Job = "Work" appears in how many lines of the entries? State only the number.

━━━━━ Provided information ━━━━━

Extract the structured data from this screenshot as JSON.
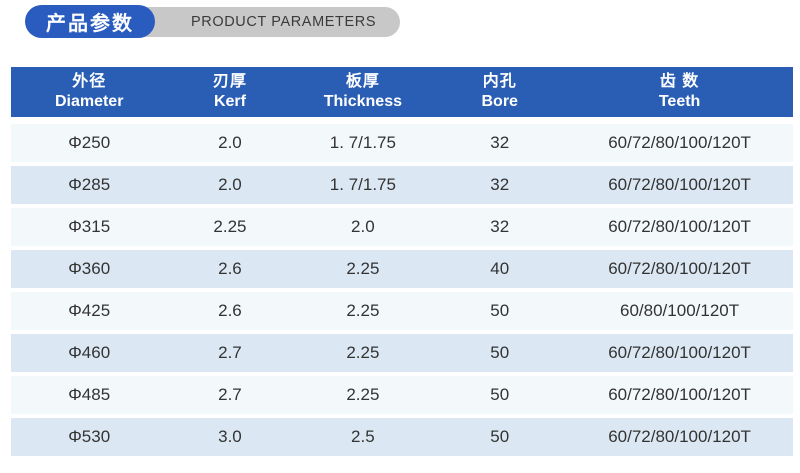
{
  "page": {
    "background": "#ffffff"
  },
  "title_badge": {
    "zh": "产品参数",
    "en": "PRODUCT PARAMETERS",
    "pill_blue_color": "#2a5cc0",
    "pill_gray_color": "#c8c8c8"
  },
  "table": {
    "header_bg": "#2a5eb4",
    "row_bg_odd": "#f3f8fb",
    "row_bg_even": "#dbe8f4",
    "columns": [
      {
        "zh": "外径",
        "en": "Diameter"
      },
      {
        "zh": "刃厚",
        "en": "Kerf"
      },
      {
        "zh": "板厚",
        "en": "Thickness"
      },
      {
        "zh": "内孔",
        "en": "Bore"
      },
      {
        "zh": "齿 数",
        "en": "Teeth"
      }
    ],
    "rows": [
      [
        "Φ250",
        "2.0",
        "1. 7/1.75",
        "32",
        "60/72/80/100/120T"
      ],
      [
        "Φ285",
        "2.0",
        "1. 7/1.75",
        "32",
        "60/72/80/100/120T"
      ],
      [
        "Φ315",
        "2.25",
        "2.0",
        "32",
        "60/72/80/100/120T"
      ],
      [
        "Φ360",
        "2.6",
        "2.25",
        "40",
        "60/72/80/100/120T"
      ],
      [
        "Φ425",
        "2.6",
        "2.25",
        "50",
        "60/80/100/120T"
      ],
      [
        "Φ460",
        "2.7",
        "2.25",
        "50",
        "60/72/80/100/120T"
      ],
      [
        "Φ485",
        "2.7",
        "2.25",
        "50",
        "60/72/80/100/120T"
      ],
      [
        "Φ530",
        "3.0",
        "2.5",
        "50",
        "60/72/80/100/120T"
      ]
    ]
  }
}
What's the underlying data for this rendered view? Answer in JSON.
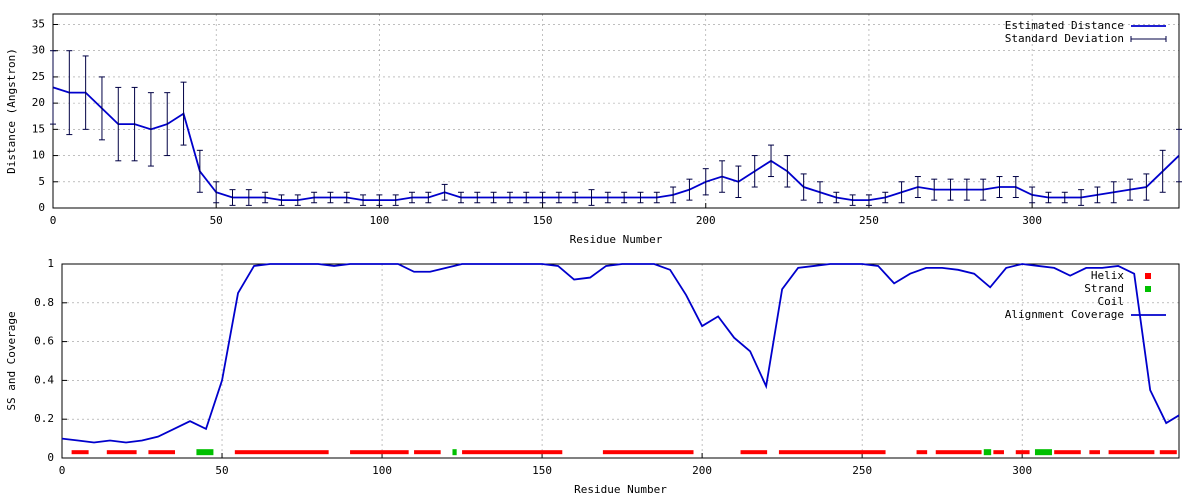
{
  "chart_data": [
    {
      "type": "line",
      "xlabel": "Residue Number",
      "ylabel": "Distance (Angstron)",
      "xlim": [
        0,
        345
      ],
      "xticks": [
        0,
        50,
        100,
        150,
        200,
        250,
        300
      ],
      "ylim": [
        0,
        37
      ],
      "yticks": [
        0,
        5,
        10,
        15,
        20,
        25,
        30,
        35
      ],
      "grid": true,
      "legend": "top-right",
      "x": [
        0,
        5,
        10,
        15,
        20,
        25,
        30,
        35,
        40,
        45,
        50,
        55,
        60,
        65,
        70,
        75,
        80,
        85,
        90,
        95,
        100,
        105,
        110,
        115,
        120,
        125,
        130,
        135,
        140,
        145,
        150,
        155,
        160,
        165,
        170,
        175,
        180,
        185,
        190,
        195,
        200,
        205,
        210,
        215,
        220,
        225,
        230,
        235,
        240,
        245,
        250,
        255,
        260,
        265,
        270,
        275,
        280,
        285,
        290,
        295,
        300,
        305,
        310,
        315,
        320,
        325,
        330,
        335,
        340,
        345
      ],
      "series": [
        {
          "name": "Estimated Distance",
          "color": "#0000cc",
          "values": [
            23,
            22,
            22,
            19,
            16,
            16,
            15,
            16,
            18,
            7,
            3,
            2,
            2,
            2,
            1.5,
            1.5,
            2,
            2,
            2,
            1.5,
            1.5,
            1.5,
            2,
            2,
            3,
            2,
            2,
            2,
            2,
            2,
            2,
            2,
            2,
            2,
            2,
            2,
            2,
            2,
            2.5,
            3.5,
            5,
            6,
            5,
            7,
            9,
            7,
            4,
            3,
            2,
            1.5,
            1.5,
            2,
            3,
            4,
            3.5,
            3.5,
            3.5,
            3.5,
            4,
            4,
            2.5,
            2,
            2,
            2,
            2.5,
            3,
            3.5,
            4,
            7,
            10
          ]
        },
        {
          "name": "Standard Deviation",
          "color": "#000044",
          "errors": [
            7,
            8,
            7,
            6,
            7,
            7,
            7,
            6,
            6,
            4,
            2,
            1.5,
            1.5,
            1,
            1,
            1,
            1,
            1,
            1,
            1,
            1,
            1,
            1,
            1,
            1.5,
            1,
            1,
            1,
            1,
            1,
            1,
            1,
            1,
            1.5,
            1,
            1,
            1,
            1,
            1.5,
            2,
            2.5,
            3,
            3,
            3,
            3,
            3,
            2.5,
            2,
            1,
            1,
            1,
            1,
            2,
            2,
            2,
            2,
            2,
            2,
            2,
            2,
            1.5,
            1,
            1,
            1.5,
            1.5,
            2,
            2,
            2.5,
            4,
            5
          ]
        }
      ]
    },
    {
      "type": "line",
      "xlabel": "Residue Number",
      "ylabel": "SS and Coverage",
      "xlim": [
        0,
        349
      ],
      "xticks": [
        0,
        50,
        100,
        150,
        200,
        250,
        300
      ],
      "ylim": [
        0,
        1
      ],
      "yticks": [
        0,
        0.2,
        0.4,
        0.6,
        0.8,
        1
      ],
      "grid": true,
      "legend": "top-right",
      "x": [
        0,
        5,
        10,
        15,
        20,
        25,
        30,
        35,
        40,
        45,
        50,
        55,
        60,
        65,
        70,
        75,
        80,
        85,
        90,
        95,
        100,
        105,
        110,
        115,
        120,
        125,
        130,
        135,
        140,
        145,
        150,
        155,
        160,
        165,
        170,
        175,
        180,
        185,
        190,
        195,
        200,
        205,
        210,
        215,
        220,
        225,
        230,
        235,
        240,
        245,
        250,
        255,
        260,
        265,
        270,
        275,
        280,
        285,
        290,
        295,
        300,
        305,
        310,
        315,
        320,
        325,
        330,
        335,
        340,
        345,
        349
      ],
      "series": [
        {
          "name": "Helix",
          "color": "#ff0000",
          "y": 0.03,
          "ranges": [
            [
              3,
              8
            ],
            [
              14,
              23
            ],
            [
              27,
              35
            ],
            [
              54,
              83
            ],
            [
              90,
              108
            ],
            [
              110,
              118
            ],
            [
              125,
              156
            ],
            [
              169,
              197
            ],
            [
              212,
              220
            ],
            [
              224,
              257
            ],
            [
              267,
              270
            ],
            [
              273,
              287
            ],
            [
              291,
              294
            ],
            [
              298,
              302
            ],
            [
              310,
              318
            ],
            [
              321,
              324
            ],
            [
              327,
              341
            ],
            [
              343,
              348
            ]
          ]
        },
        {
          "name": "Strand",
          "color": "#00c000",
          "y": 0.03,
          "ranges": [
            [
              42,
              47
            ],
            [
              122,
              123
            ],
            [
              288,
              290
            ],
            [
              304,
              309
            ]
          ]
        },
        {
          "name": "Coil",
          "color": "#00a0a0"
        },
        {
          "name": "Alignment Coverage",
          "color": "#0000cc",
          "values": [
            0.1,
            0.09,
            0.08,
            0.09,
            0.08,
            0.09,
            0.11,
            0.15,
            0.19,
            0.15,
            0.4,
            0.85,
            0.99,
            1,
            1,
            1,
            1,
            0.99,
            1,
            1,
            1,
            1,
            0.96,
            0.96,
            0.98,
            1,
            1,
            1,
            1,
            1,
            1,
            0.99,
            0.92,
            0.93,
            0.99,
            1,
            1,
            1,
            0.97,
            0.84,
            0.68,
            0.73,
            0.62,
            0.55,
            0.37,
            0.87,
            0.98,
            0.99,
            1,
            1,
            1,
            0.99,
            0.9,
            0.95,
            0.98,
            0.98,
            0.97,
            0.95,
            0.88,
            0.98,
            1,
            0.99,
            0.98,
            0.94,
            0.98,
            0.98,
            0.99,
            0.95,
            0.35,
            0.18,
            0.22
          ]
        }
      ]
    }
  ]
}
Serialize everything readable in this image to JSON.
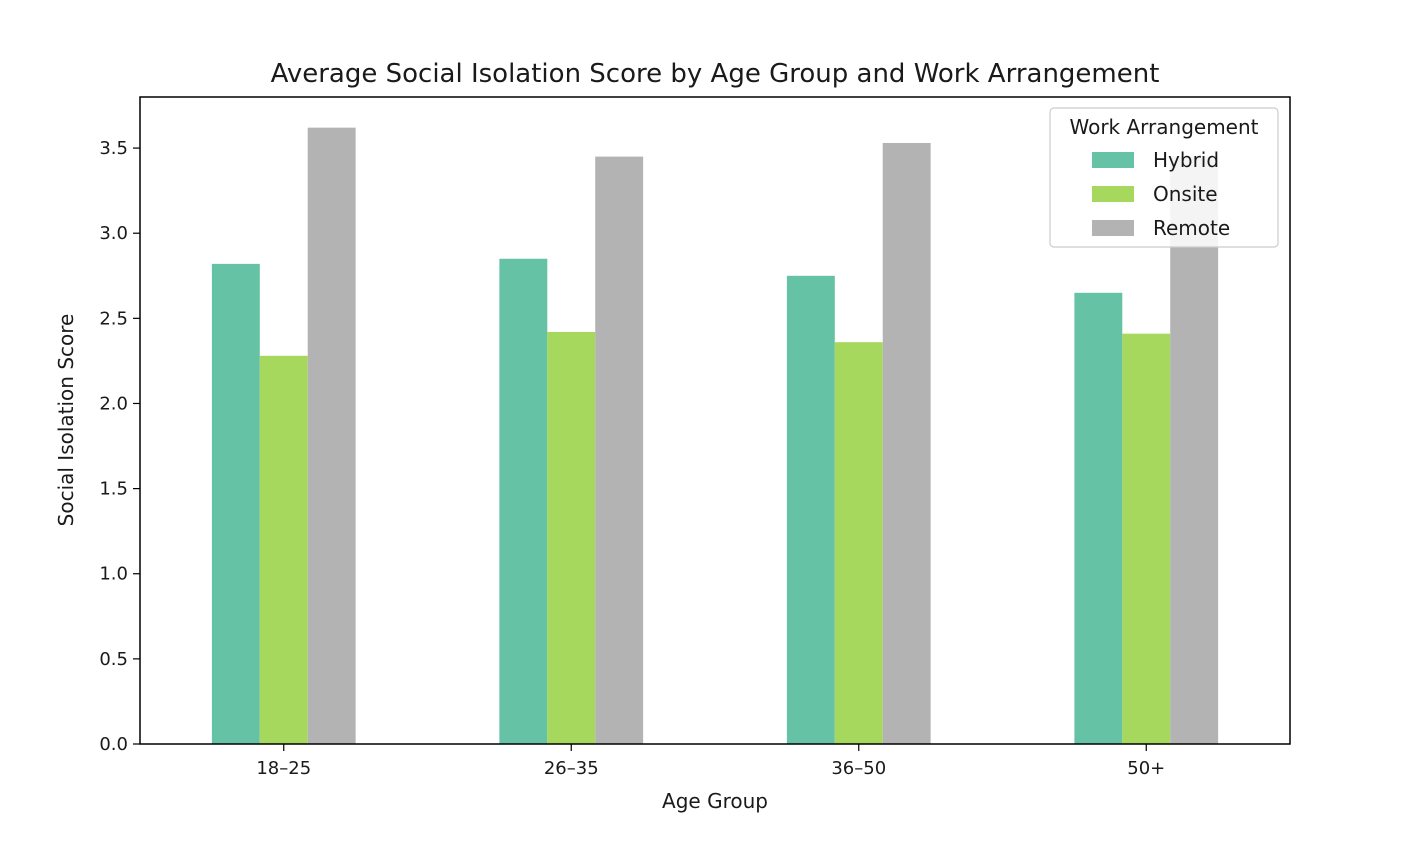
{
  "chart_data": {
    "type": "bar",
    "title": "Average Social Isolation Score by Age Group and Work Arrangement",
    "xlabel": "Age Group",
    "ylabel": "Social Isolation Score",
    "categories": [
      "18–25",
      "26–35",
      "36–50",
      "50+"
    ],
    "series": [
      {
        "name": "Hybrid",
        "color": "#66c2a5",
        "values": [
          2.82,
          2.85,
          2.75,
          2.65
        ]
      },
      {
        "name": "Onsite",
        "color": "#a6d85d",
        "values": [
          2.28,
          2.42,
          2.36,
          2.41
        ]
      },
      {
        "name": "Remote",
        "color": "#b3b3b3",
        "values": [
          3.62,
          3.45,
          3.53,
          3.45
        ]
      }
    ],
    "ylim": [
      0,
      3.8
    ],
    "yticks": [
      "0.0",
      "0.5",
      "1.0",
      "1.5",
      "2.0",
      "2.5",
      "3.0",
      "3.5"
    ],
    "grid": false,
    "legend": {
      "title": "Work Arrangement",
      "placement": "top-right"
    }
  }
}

━━━━━

Exercise solution = 2